>> BEGIN Material supplied

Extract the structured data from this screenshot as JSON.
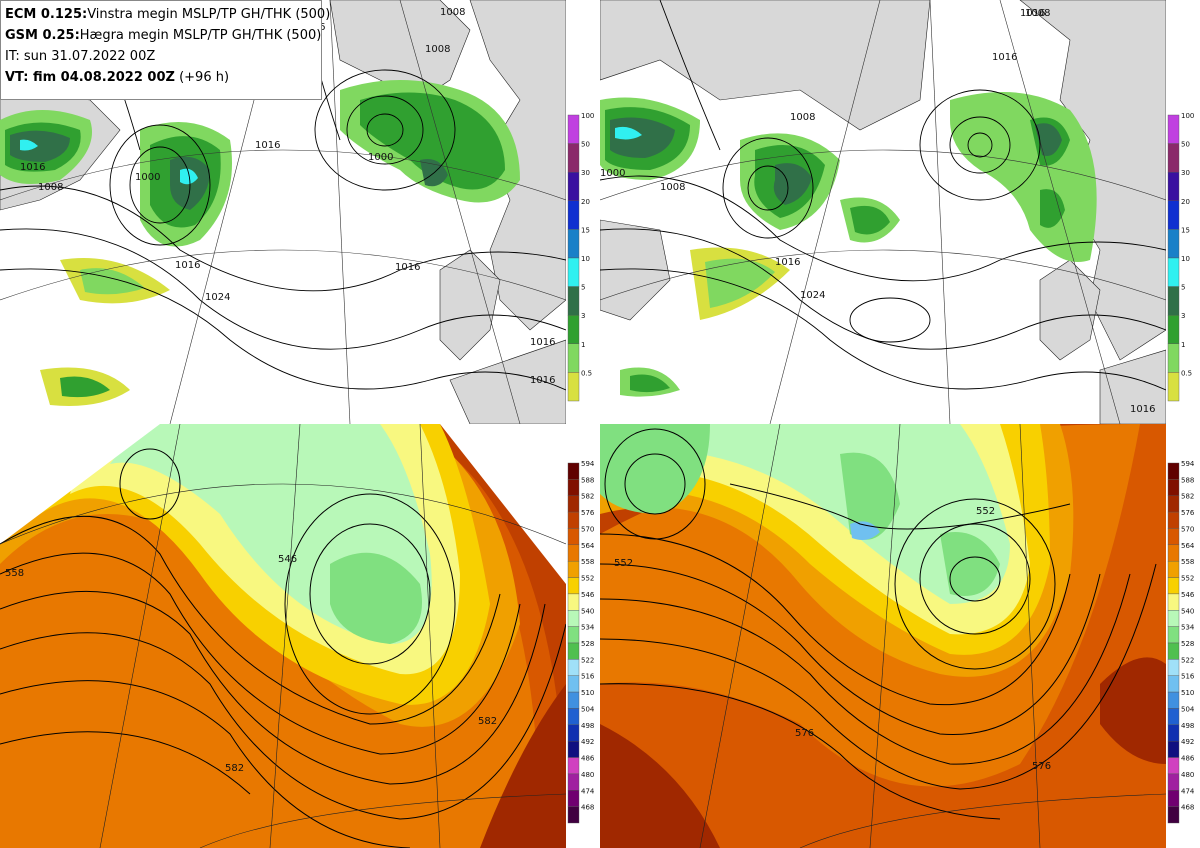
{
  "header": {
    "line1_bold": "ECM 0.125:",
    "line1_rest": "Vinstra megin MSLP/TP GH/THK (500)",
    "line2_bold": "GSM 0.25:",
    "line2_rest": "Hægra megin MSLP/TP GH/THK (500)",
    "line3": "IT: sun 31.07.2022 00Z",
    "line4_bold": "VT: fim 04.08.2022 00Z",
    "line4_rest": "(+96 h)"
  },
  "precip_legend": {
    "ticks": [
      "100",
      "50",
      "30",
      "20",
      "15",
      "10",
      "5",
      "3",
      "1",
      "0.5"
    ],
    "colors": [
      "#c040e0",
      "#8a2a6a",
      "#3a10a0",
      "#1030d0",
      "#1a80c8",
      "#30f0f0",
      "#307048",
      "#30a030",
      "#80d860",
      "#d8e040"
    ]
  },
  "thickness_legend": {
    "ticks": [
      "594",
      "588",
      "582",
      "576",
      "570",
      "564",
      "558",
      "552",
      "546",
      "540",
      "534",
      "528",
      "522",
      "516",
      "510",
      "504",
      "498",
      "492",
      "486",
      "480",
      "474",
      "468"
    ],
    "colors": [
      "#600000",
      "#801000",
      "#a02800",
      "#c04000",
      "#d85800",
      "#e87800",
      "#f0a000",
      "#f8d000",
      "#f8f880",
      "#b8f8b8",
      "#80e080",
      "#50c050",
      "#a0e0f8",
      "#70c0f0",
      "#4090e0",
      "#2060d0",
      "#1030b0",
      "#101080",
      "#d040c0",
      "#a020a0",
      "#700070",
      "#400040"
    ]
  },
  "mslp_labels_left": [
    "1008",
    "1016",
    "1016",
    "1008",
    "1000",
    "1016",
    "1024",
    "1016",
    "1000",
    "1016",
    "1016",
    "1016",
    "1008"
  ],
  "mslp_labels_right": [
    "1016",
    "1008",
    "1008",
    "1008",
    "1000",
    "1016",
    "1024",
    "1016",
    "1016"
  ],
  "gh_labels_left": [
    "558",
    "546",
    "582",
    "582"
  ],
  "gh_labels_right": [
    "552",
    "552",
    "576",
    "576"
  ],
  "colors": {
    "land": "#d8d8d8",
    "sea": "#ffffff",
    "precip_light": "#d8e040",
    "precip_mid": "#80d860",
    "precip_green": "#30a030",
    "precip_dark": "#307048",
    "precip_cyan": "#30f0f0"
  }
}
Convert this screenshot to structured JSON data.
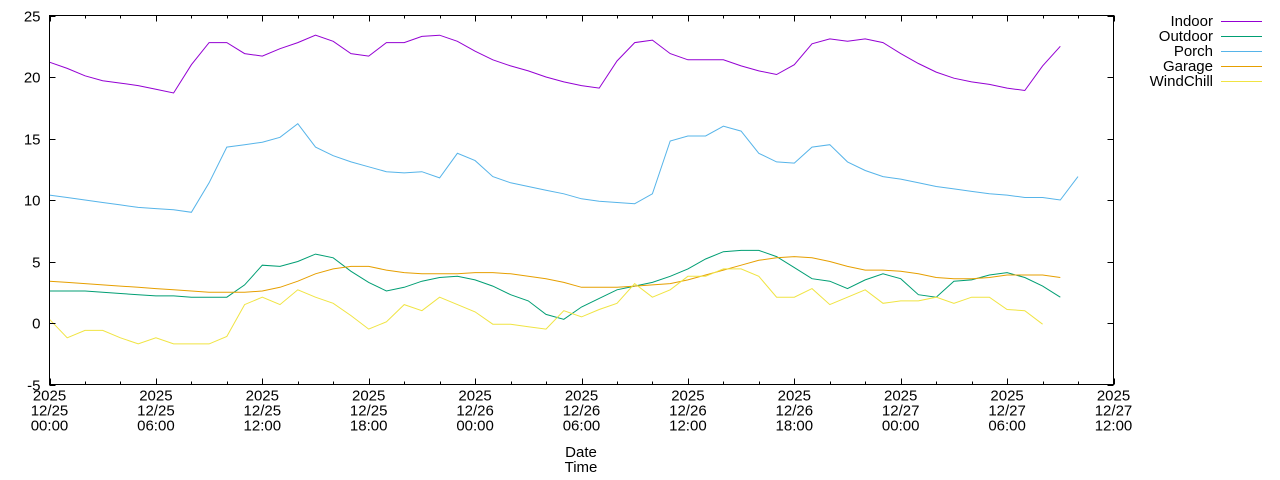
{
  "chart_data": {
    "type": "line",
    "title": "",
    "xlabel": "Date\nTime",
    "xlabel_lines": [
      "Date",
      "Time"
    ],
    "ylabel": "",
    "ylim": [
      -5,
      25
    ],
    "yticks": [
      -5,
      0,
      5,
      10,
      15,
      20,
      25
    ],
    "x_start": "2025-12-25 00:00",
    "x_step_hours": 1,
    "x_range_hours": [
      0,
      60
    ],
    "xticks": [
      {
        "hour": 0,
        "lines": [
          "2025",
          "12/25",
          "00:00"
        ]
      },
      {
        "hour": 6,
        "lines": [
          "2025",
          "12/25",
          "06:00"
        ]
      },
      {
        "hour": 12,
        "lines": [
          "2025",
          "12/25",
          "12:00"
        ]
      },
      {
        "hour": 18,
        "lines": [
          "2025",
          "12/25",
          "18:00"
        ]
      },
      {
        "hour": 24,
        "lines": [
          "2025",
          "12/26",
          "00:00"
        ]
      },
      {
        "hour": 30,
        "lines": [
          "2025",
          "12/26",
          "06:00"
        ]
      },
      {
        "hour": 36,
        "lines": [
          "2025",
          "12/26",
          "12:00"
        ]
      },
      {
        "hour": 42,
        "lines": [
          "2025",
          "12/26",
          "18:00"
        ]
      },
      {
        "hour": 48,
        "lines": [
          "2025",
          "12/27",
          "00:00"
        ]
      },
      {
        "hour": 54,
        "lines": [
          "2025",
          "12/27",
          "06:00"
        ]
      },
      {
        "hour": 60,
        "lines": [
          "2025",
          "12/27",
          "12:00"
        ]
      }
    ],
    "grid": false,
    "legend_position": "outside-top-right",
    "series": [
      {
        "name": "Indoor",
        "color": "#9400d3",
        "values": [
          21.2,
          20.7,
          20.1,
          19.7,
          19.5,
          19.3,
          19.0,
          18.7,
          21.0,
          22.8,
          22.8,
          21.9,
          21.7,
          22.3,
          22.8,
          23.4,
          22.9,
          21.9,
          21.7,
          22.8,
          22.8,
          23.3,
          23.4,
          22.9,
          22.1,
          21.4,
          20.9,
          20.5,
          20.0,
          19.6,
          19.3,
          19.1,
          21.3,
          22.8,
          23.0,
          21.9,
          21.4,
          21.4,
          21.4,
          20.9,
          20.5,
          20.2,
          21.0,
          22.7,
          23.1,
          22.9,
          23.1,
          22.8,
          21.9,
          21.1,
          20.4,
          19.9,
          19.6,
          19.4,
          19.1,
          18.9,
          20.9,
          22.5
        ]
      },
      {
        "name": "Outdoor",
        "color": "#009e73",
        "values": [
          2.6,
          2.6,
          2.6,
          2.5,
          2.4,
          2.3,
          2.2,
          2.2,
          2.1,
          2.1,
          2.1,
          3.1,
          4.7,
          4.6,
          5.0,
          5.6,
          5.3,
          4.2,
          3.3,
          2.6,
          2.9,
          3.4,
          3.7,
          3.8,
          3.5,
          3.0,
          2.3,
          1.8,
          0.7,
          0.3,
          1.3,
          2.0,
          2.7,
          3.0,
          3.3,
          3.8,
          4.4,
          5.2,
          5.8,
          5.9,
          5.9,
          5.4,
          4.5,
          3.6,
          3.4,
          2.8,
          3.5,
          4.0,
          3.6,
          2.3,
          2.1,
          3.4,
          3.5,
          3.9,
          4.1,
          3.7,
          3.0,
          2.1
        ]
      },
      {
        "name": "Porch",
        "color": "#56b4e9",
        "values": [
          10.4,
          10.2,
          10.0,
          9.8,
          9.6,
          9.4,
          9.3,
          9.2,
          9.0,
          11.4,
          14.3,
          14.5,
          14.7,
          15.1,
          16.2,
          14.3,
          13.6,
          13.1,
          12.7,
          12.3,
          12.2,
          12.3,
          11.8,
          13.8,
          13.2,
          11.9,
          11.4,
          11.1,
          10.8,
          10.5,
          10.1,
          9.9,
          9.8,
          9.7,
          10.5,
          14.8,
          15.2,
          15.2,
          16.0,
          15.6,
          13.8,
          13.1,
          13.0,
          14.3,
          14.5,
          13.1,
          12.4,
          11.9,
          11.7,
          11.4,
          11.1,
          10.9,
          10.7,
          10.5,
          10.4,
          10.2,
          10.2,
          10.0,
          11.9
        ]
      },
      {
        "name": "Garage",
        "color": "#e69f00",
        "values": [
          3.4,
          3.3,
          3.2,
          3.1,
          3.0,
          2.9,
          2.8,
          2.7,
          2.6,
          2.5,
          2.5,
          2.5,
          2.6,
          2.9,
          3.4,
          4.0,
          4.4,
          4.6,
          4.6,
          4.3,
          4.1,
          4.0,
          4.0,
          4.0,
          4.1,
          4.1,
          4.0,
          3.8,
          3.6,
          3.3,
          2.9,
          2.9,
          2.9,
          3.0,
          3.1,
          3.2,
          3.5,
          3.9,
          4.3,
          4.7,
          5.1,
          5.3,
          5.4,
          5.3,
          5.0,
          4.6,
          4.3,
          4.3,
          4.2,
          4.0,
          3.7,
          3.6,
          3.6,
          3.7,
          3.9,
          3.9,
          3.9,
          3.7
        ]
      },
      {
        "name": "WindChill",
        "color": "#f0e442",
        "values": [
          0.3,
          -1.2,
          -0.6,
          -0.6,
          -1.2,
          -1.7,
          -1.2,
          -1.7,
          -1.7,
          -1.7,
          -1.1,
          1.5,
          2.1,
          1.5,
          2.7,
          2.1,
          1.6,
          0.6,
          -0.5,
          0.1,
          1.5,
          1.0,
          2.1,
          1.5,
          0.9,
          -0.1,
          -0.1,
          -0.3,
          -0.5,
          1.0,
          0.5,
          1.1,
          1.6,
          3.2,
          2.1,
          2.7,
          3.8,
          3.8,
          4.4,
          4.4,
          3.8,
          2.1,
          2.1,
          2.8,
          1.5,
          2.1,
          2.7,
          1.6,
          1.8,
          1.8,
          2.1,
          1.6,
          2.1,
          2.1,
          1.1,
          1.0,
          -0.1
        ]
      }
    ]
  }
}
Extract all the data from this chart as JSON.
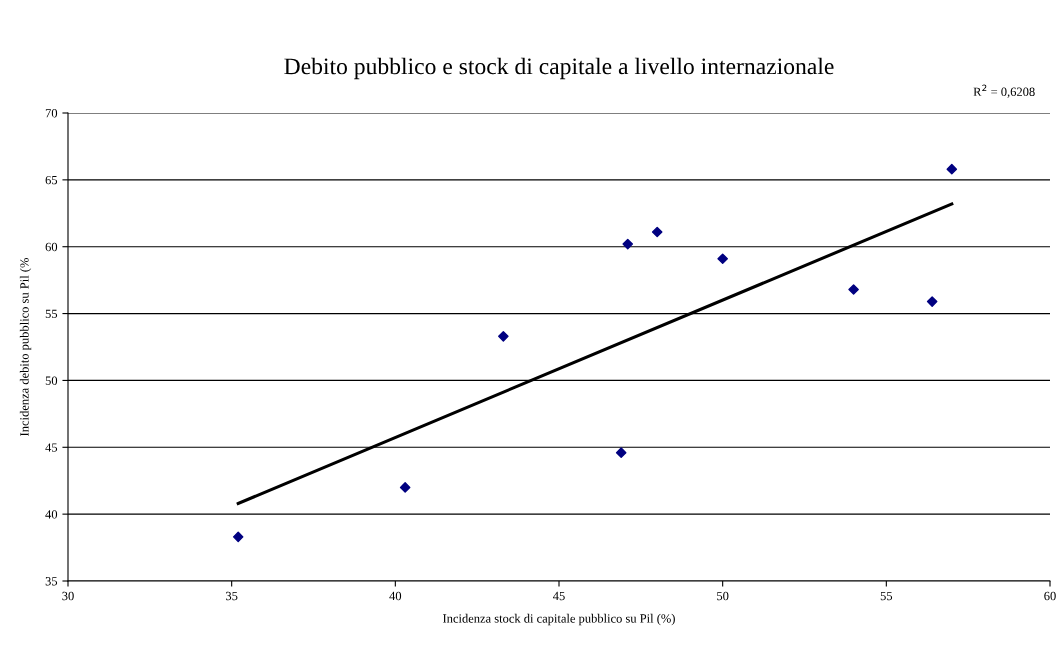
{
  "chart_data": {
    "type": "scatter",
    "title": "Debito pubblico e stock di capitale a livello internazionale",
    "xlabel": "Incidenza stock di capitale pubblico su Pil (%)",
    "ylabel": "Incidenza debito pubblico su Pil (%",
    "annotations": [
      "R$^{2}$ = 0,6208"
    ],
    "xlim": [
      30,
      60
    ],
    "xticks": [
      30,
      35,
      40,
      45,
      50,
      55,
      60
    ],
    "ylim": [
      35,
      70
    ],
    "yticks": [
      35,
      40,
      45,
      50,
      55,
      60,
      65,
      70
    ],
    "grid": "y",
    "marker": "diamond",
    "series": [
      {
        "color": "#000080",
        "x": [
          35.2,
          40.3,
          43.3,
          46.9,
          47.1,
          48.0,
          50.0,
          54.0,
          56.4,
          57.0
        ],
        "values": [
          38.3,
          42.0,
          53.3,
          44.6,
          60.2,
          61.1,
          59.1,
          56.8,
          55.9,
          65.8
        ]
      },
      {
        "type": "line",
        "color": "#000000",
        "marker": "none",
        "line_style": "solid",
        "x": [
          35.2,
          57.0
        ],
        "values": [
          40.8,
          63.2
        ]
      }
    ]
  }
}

>> END Material supplied

Prompt -
Count how many lines of the data include the word "stock". Your reply should be that number alone.

Correct response -
2